** Begin Items **
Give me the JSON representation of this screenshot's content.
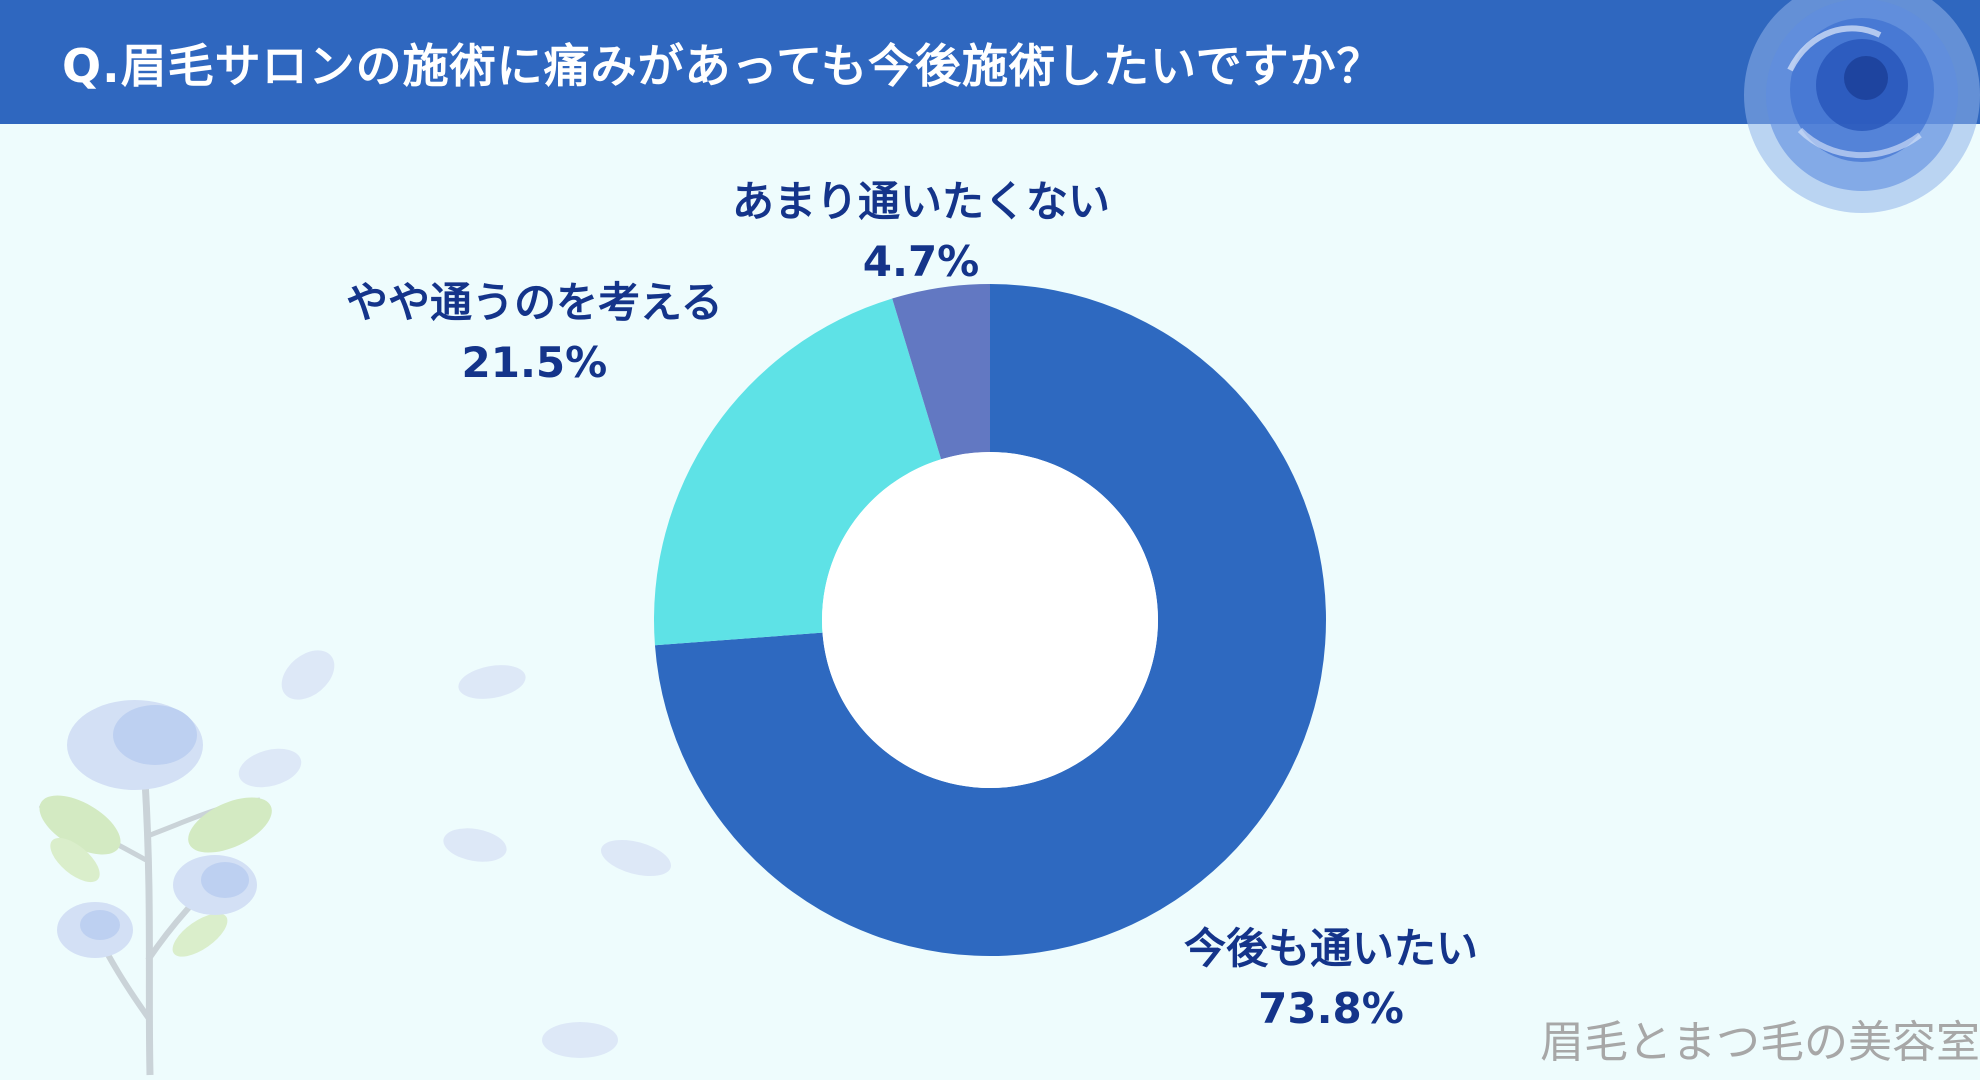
{
  "header": {
    "title": "Q.眉毛サロンの施術に痛みがあっても今後施術したいですか？"
  },
  "chart_data": {
    "type": "pie",
    "title": "Q.眉毛サロンの施術に痛みがあっても今後施術したいですか？",
    "donut": true,
    "slices": [
      {
        "label": "今後も通いたい",
        "value": 73.8,
        "value_label": "73.8%",
        "color": "#2e69c0"
      },
      {
        "label": "やや通うのを考える",
        "value": 21.5,
        "value_label": "21.5%",
        "color": "#5ee2e6"
      },
      {
        "label": "あまり通いたくない",
        "value": 4.7,
        "value_label": "4.7%",
        "color": "#6278c2"
      }
    ]
  },
  "footer": {
    "watermark": "眉毛とまつ毛の美容室"
  },
  "decor": {
    "rose_top_right": "blue-rose-illustration",
    "rose_bottom_left": "blue-rose-stem-illustration",
    "petals": "blue-petal-illustrations"
  }
}
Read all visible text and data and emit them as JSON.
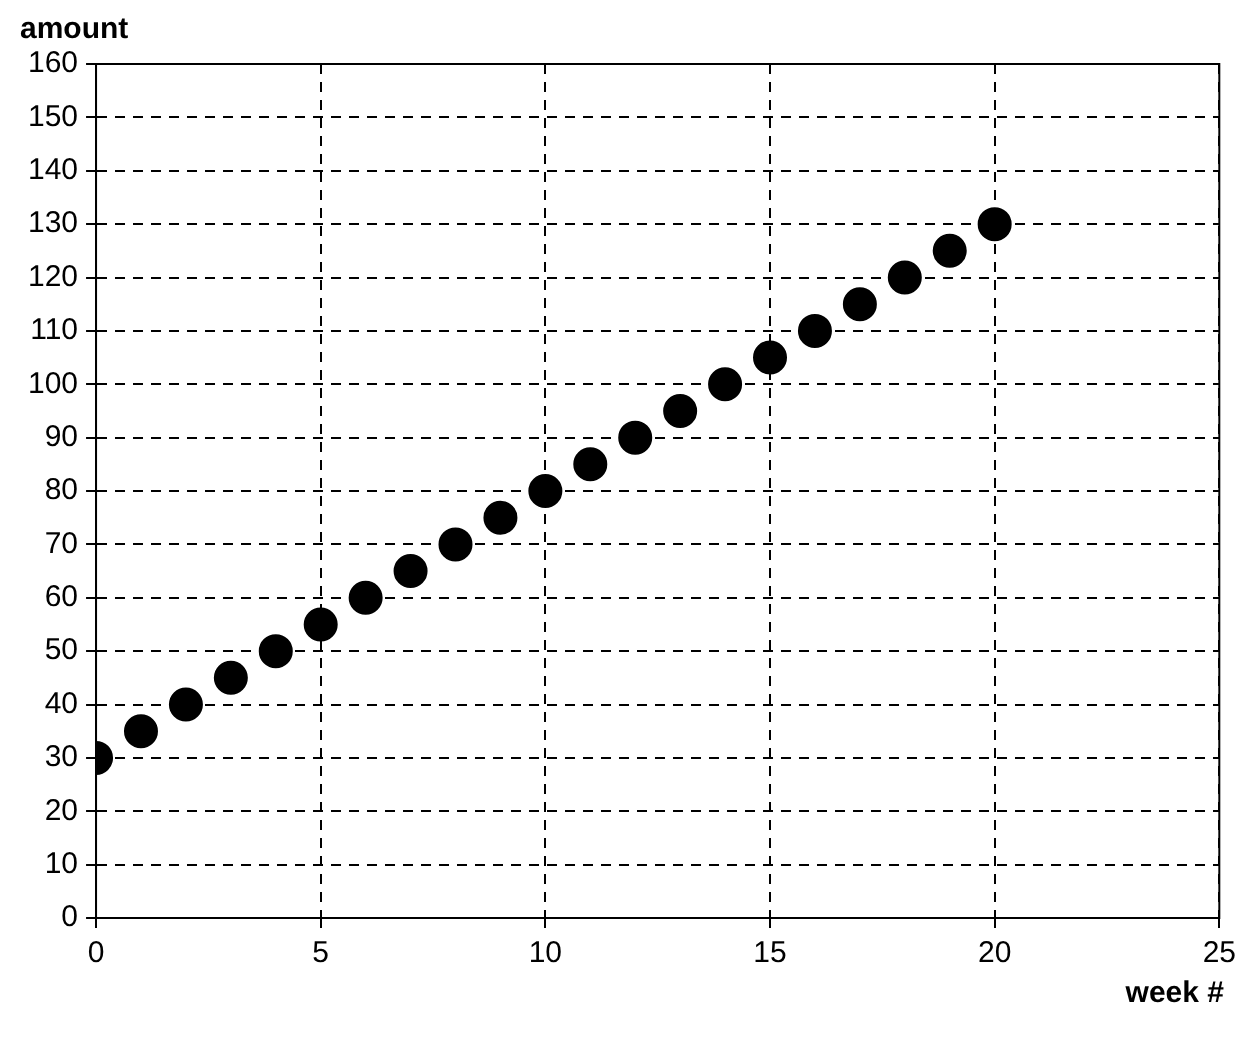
{
  "chart_data": {
    "type": "scatter",
    "xlabel": "week #",
    "ylabel": "amount",
    "x": [
      0,
      1,
      2,
      3,
      4,
      5,
      6,
      7,
      8,
      9,
      10,
      11,
      12,
      13,
      14,
      15,
      16,
      17,
      18,
      19,
      20
    ],
    "series": [
      {
        "color": "#000000",
        "values": [
          30,
          35,
          40,
          45,
          50,
          55,
          60,
          65,
          70,
          75,
          80,
          85,
          90,
          95,
          100,
          105,
          110,
          115,
          120,
          125,
          130
        ]
      }
    ],
    "xlim": [
      0,
      25
    ],
    "xticks": [
      0,
      5,
      10,
      15,
      20,
      25
    ],
    "ylim": [
      0,
      160
    ],
    "yticks": [
      0,
      10,
      20,
      30,
      40,
      50,
      60,
      70,
      80,
      90,
      100,
      110,
      120,
      130,
      140,
      150,
      160
    ],
    "grid": true,
    "legend": false,
    "marker": "circle"
  }
}
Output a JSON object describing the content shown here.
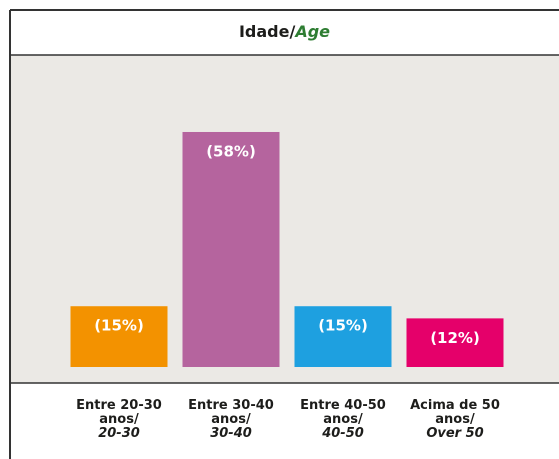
{
  "chart_data": {
    "type": "bar",
    "title": "Idade/",
    "title_en": "Age",
    "categories": [
      "Entre 20-30 anos/",
      "Entre 30-40 anos/",
      "Entre 40-50 anos/",
      "Acima de 50 anos/"
    ],
    "categories_en": [
      "20-30",
      "30-40",
      "40-50",
      "Over 50"
    ],
    "values": [
      15,
      58,
      15,
      12
    ],
    "value_labels": [
      "(15%)",
      "(58%)",
      "(15%)",
      "(12%)"
    ],
    "colors": [
      "#f39200",
      "#b5649e",
      "#1ea0e0",
      "#e5006a"
    ],
    "ylim": [
      0,
      77
    ]
  }
}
** End Items **
Copy out each record shown above without alteration, skipping any picture.

[Result below]:
Give me the JSON representation of this screenshot's content.
{
  "header": {
    "title": "Q.眉毛サロンの施術に痛みがあっても今後施術したいですか？"
  },
  "chart_data": {
    "type": "pie",
    "title": "Q.眉毛サロンの施術に痛みがあっても今後施術したいですか？",
    "donut": true,
    "slices": [
      {
        "label": "今後も通いたい",
        "value": 73.8,
        "value_label": "73.8%",
        "color": "#2e69c0"
      },
      {
        "label": "やや通うのを考える",
        "value": 21.5,
        "value_label": "21.5%",
        "color": "#5ee2e6"
      },
      {
        "label": "あまり通いたくない",
        "value": 4.7,
        "value_label": "4.7%",
        "color": "#6278c2"
      }
    ]
  },
  "footer": {
    "watermark": "眉毛とまつ毛の美容室"
  },
  "decor": {
    "rose_top_right": "blue-rose-illustration",
    "rose_bottom_left": "blue-rose-stem-illustration",
    "petals": "blue-petal-illustrations"
  }
}
Read all visible text and data and emit them as JSON.
{
  "chart_data": {
    "type": "scatter",
    "xlabel": "week #",
    "ylabel": "amount",
    "x": [
      0,
      1,
      2,
      3,
      4,
      5,
      6,
      7,
      8,
      9,
      10,
      11,
      12,
      13,
      14,
      15,
      16,
      17,
      18,
      19,
      20
    ],
    "series": [
      {
        "color": "#000000",
        "values": [
          30,
          35,
          40,
          45,
          50,
          55,
          60,
          65,
          70,
          75,
          80,
          85,
          90,
          95,
          100,
          105,
          110,
          115,
          120,
          125,
          130
        ]
      }
    ],
    "xlim": [
      0,
      25
    ],
    "xticks": [
      0,
      5,
      10,
      15,
      20,
      25
    ],
    "ylim": [
      0,
      160
    ],
    "yticks": [
      0,
      10,
      20,
      30,
      40,
      50,
      60,
      70,
      80,
      90,
      100,
      110,
      120,
      130,
      140,
      150,
      160
    ],
    "grid": true,
    "legend": false,
    "marker": "circle"
  }
}
Output a JSON object describing the content shown here.
{
  "chart_data": {
    "type": "bar",
    "title": "Idade/",
    "title_en": "Age",
    "categories": [
      "Entre 20-30 anos/",
      "Entre 30-40 anos/",
      "Entre 40-50 anos/",
      "Acima de 50 anos/"
    ],
    "categories_en": [
      "20-30",
      "30-40",
      "40-50",
      "Over 50"
    ],
    "values": [
      15,
      58,
      15,
      12
    ],
    "value_labels": [
      "(15%)",
      "(58%)",
      "(15%)",
      "(12%)"
    ],
    "colors": [
      "#f39200",
      "#b5649e",
      "#1ea0e0",
      "#e5006a"
    ],
    "ylim": [
      0,
      77
    ]
  }
}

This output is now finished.